# YOUR INSTRUCTIONS
In the material below, find all lines with the string "中国工商银行股份有限公司" and copy them.
-- Begin --
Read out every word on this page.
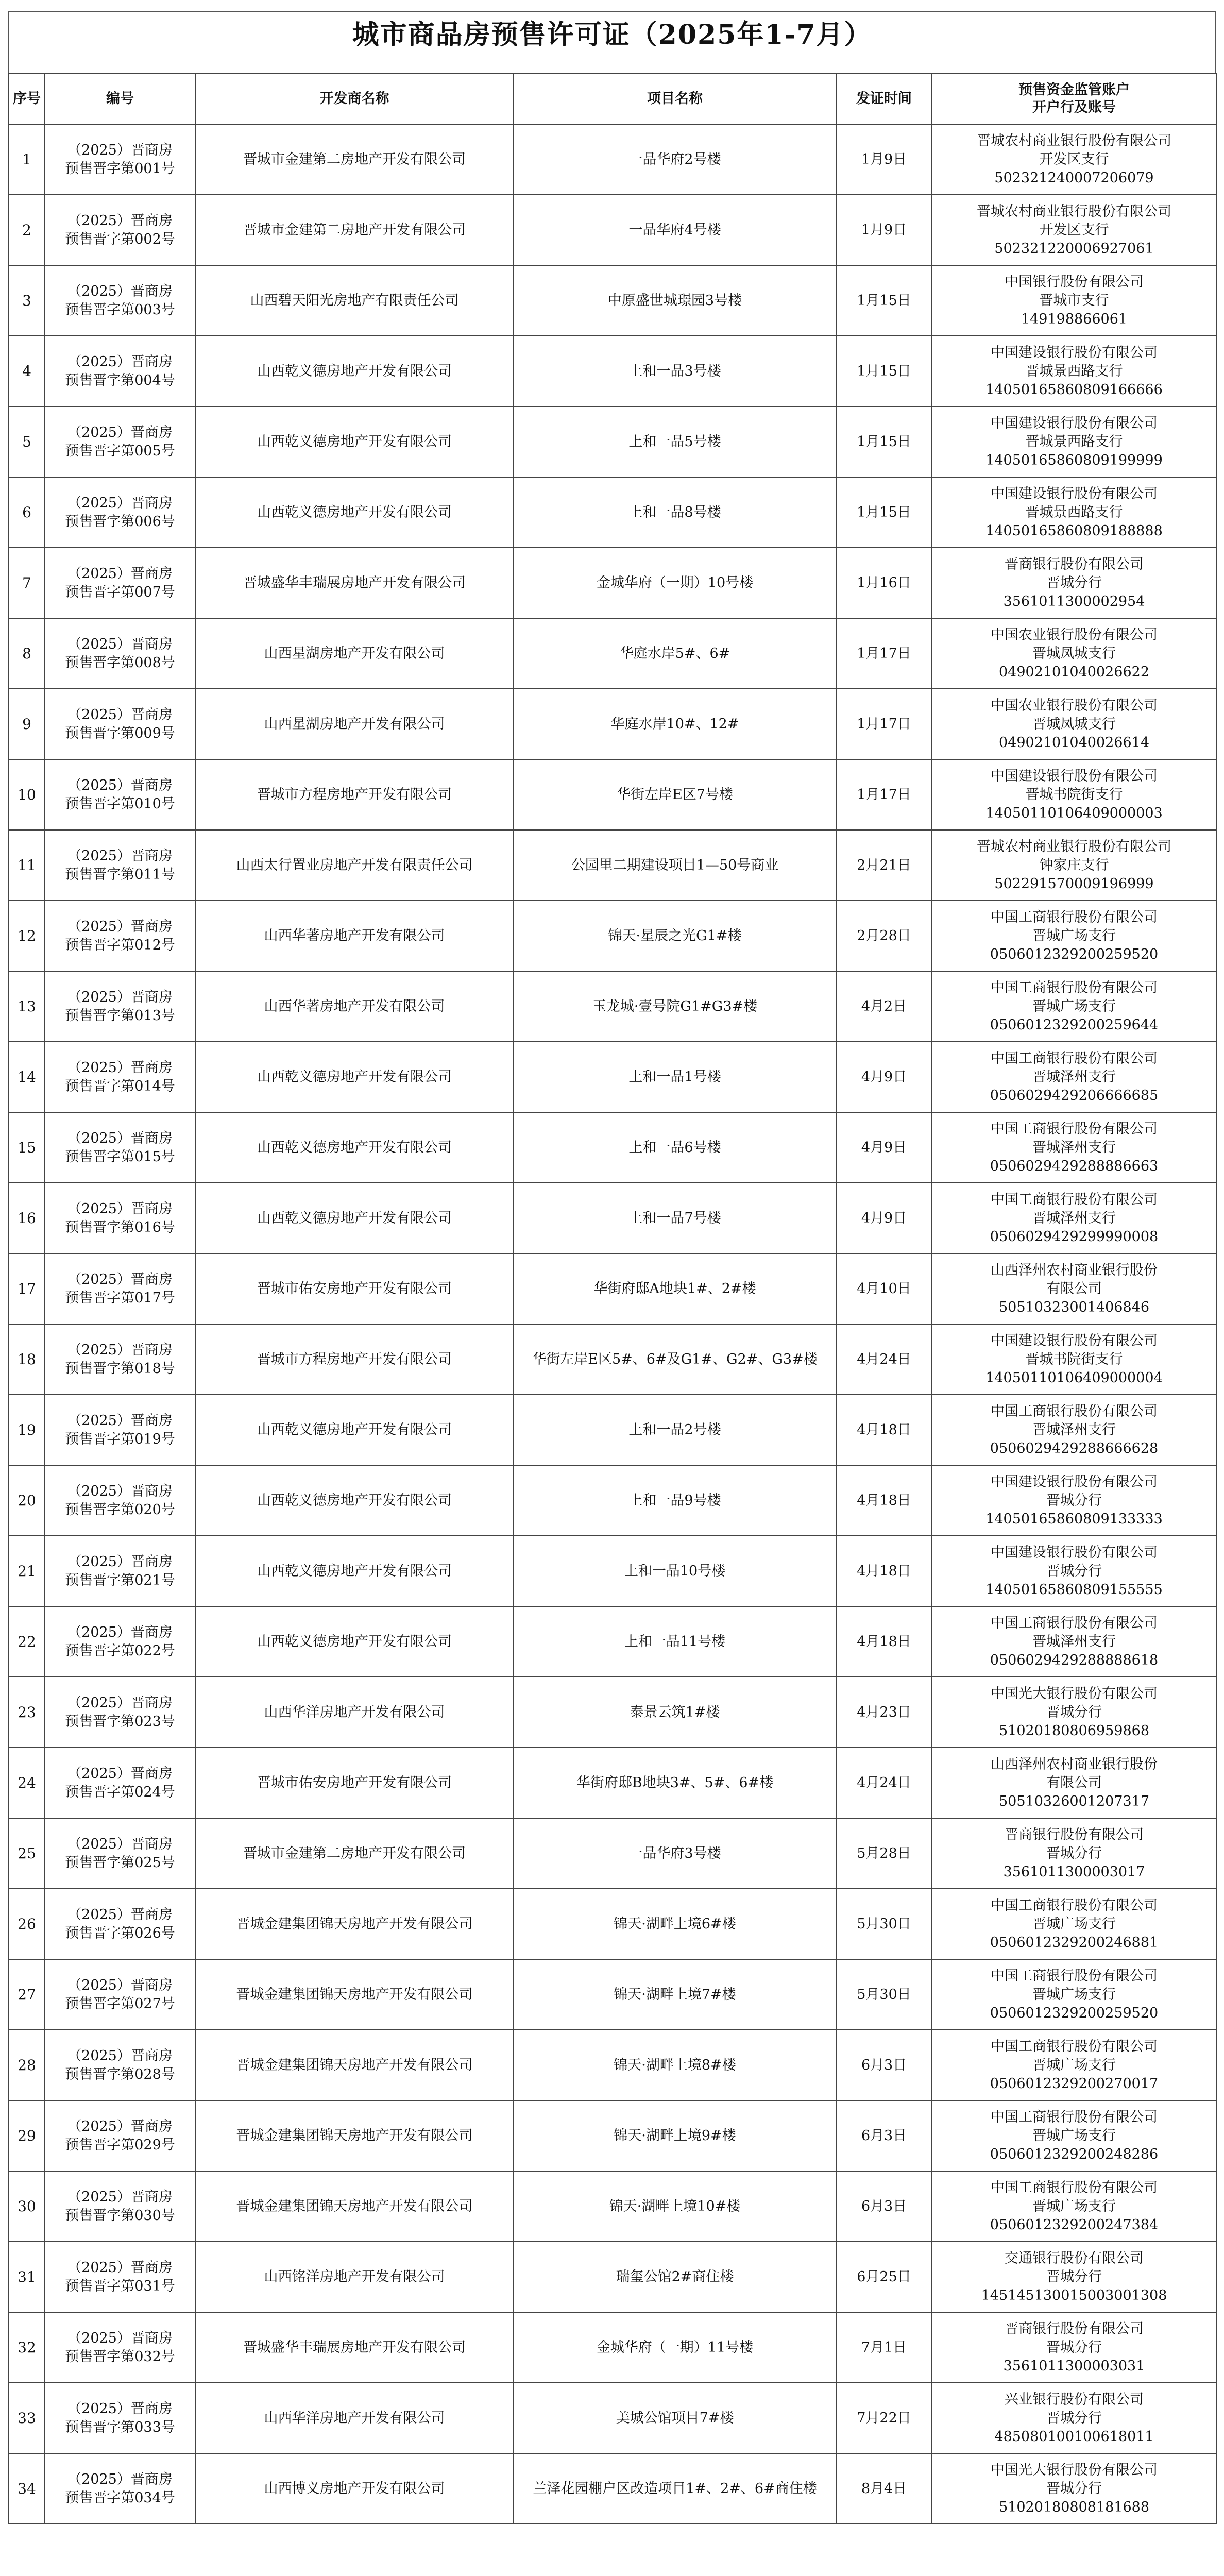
城市商品房预售许可证（2025年1-7月）
序号	编号	开发商名称	项目名称	发证时间	预售资金监管账户
开户行及账号

1	（2025）晋商房
预售晋字第001号	晋城市金建第二房地产开发有限公司	一品华府2号楼	1月9日	晋城农村商业银行股份有限公司
开发区支行
502321240007206079

2	（2025）晋商房
预售晋字第002号	晋城市金建第二房地产开发有限公司	一品华府4号楼	1月9日	晋城农村商业银行股份有限公司
开发区支行
502321220006927061

3	（2025）晋商房
预售晋字第003号	山西碧天阳光房地产有限责任公司	中原盛世城璟园3号楼	1月15日	中国银行股份有限公司
晋城市支行
149198866061

4	（2025）晋商房
预售晋字第004号	山西乾义德房地产开发有限公司	上和一品3号楼	1月15日	中国建设银行股份有限公司
晋城景西路支行
14050165860809166666

5	（2025）晋商房
预售晋字第005号	山西乾义德房地产开发有限公司	上和一品5号楼	1月15日	中国建设银行股份有限公司
晋城景西路支行
14050165860809199999

6	（2025）晋商房
预售晋字第006号	山西乾义德房地产开发有限公司	上和一品8号楼	1月15日	中国建设银行股份有限公司
晋城景西路支行
14050165860809188888

7	（2025）晋商房
预售晋字第007号	晋城盛华丰瑞展房地产开发有限公司	金城华府（一期）10号楼	1月16日	晋商银行股份有限公司
晋城分行
3561011300002954

8	（2025）晋商房
预售晋字第008号	山西星湖房地产开发有限公司	华庭水岸5#、6#	1月17日	中国农业银行股份有限公司
晋城凤城支行
04902101040026622

9	（2025）晋商房
预售晋字第009号	山西星湖房地产开发有限公司	华庭水岸10#、12#	1月17日	中国农业银行股份有限公司
晋城凤城支行
04902101040026614

10	（2025）晋商房
预售晋字第010号	晋城市方程房地产开发有限公司	华街左岸E区7号楼	1月17日	中国建设银行股份有限公司
晋城书院街支行
14050110106409000003

11	（2025）晋商房
预售晋字第011号	山西太行置业房地产开发有限责任公司	公园里二期建设项目1—50号商业	2月21日	晋城农村商业银行股份有限公司
钟家庄支行
502291570009196999

12	（2025）晋商房
预售晋字第012号	山西华著房地产开发有限公司	锦天·星辰之光G1#楼	2月28日	中国工商银行股份有限公司
晋城广场支行
0506012329200259520

13	（2025）晋商房
预售晋字第013号	山西华著房地产开发有限公司	玉龙城·壹号院G1#G3#楼	4月2日	中国工商银行股份有限公司
晋城广场支行
0506012329200259644

14	（2025）晋商房
预售晋字第014号	山西乾义德房地产开发有限公司	上和一品1号楼	4月9日	中国工商银行股份有限公司
晋城泽州支行
0506029429206666685

15	（2025）晋商房
预售晋字第015号	山西乾义德房地产开发有限公司	上和一品6号楼	4月9日	中国工商银行股份有限公司
晋城泽州支行
0506029429288886663

16	（2025）晋商房
预售晋字第016号	山西乾义德房地产开发有限公司	上和一品7号楼	4月9日	中国工商银行股份有限公司
晋城泽州支行
0506029429299990008

17	（2025）晋商房
预售晋字第017号	晋城市佑安房地产开发有限公司	华街府邸A地块1#、2#楼	4月10日	山西泽州农村商业银行股份
有限公司
50510323001406846

18	（2025）晋商房
预售晋字第018号	晋城市方程房地产开发有限公司	华街左岸E区5#、6#及G1#、G2#、G3#楼	4月24日	中国建设银行股份有限公司
晋城书院街支行
14050110106409000004

19	（2025）晋商房
预售晋字第019号	山西乾义德房地产开发有限公司	上和一品2号楼	4月18日	中国工商银行股份有限公司
晋城泽州支行
0506029429288666628

20	（2025）晋商房
预售晋字第020号	山西乾义德房地产开发有限公司	上和一品9号楼	4月18日	中国建设银行股份有限公司
晋城分行
14050165860809133333

21	（2025）晋商房
预售晋字第021号	山西乾义德房地产开发有限公司	上和一品10号楼	4月18日	中国建设银行股份有限公司
晋城分行
14050165860809155555

22	（2025）晋商房
预售晋字第022号	山西乾义德房地产开发有限公司	上和一品11号楼	4月18日	中国工商银行股份有限公司
晋城泽州支行
0506029429288888618

23	（2025）晋商房
预售晋字第023号	山西华洋房地产开发有限公司	泰景云筑1#楼	4月23日	中国光大银行股份有限公司
晋城分行
51020180806959868

24	（2025）晋商房
预售晋字第024号	晋城市佑安房地产开发有限公司	华街府邸B地块3#、5#、6#楼	4月24日	山西泽州农村商业银行股份
有限公司
50510326001207317

25	（2025）晋商房
预售晋字第025号	晋城市金建第二房地产开发有限公司	一品华府3号楼	5月28日	晋商银行股份有限公司
晋城分行
3561011300003017

26	（2025）晋商房
预售晋字第026号	晋城金建集团锦天房地产开发有限公司	锦天·湖畔上境6#楼	5月30日	中国工商银行股份有限公司
晋城广场支行
0506012329200246881

27	（2025）晋商房
预售晋字第027号	晋城金建集团锦天房地产开发有限公司	锦天·湖畔上境7#楼	5月30日	中国工商银行股份有限公司
晋城广场支行
0506012329200259520

28	（2025）晋商房
预售晋字第028号	晋城金建集团锦天房地产开发有限公司	锦天·湖畔上境8#楼	6月3日	中国工商银行股份有限公司
晋城广场支行
0506012329200270017

29	（2025）晋商房
预售晋字第029号	晋城金建集团锦天房地产开发有限公司	锦天·湖畔上境9#楼	6月3日	中国工商银行股份有限公司
晋城广场支行
0506012329200248286

30	（2025）晋商房
预售晋字第030号	晋城金建集团锦天房地产开发有限公司	锦天·湖畔上境10#楼	6月3日	中国工商银行股份有限公司
晋城广场支行
0506012329200247384

31	（2025）晋商房
预售晋字第031号	山西铭洋房地产开发有限公司	瑞玺公馆2#商住楼	6月25日	交通银行股份有限公司
晋城分行
145145130015003001308

32	（2025）晋商房
预售晋字第032号	晋城盛华丰瑞展房地产开发有限公司	金城华府（一期）11号楼	7月1日	晋商银行股份有限公司
晋城分行
3561011300003031

33	（2025）晋商房
预售晋字第033号	山西华洋房地产开发有限公司	美城公馆项目7#楼	7月22日	兴业银行股份有限公司
晋城分行
485080100100618011

34	（2025）晋商房
预售晋字第034号	山西博义房地产开发有限公司	兰泽花园棚户区改造项目1#、2#、6#商住楼	8月4日	中国光大银行股份有限公司
晋城分行
51020180808181688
-- End --
# OUTPUT
预售晋字第012号	山西华著房地产开发有限公司	锦天·星辰之光G1#楼	2月28日	中国工商银行股份有限公司
预售晋字第013号	山西华著房地产开发有限公司	玉龙城·壹号院G1#G3#楼	4月2日	中国工商银行股份有限公司
预售晋字第014号	山西乾义德房地产开发有限公司	上和一品1号楼	4月9日	中国工商银行股份有限公司
预售晋字第015号	山西乾义德房地产开发有限公司	上和一品6号楼	4月9日	中国工商银行股份有限公司
预售晋字第016号	山西乾义德房地产开发有限公司	上和一品7号楼	4月9日	中国工商银行股份有限公司
预售晋字第019号	山西乾义德房地产开发有限公司	上和一品2号楼	4月18日	中国工商银行股份有限公司
预售晋字第022号	山西乾义德房地产开发有限公司	上和一品11号楼	4月18日	中国工商银行股份有限公司
预售晋字第026号	晋城金建集团锦天房地产开发有限公司	锦天·湖畔上境6#楼	5月30日	中国工商银行股份有限公司
预售晋字第027号	晋城金建集团锦天房地产开发有限公司	锦天·湖畔上境7#楼	5月30日	中国工商银行股份有限公司
预售晋字第028号	晋城金建集团锦天房地产开发有限公司	锦天·湖畔上境8#楼	6月3日	中国工商银行股份有限公司
预售晋字第029号	晋城金建集团锦天房地产开发有限公司	锦天·湖畔上境9#楼	6月3日	中国工商银行股份有限公司
预售晋字第030号	晋城金建集团锦天房地产开发有限公司	锦天·湖畔上境10#楼	6月3日	中国工商银行股份有限公司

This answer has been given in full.